#### Request:
The answer is one number: how many lines hold the string "frozen".

>> BEGIN

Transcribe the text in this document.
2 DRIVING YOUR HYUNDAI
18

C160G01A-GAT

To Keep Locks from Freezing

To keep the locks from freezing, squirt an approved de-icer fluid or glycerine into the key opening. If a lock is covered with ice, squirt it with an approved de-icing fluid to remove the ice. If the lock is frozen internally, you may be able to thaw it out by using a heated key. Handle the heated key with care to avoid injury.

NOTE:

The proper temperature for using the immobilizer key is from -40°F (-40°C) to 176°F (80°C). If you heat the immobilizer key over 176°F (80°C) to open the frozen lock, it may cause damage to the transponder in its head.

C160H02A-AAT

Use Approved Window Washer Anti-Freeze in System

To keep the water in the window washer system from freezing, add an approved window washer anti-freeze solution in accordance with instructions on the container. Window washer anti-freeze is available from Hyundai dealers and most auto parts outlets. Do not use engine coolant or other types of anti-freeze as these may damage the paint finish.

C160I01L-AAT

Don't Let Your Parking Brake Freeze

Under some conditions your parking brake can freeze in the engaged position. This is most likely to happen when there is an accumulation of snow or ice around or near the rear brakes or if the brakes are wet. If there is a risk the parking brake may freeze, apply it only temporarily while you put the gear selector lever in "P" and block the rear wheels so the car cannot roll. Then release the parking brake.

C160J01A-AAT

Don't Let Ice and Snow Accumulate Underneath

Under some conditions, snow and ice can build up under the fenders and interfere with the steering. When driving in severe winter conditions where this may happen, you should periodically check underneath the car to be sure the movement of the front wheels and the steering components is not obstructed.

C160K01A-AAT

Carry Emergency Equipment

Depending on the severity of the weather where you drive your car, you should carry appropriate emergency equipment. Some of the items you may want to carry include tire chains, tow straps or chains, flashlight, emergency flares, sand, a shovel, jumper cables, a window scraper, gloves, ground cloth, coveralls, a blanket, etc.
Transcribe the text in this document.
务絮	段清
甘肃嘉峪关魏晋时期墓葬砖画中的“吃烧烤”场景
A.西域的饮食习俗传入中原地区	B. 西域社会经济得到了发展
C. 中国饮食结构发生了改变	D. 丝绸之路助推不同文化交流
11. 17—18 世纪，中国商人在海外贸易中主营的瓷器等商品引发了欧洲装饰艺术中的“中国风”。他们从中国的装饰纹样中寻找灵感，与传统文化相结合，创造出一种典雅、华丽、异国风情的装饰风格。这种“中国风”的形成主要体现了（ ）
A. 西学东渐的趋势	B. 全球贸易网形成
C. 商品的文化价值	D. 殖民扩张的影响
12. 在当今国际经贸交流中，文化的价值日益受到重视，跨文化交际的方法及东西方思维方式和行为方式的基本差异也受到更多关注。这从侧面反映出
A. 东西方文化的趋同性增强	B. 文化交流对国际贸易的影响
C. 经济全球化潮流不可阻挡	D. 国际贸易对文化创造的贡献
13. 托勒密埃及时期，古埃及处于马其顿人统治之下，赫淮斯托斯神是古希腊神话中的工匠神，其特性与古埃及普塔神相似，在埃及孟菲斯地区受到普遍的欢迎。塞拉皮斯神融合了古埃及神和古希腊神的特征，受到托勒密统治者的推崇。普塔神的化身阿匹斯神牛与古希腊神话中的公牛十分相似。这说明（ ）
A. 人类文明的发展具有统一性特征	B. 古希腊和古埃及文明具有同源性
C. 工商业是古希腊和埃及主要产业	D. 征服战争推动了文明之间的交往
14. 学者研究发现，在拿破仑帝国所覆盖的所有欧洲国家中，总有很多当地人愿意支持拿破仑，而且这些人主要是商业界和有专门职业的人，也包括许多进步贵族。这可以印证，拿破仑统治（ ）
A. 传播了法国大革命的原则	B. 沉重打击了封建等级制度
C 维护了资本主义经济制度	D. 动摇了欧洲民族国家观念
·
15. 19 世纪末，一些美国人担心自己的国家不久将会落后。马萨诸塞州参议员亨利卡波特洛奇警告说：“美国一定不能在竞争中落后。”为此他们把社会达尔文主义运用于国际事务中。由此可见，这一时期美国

>> END

#### Exercise answer:
2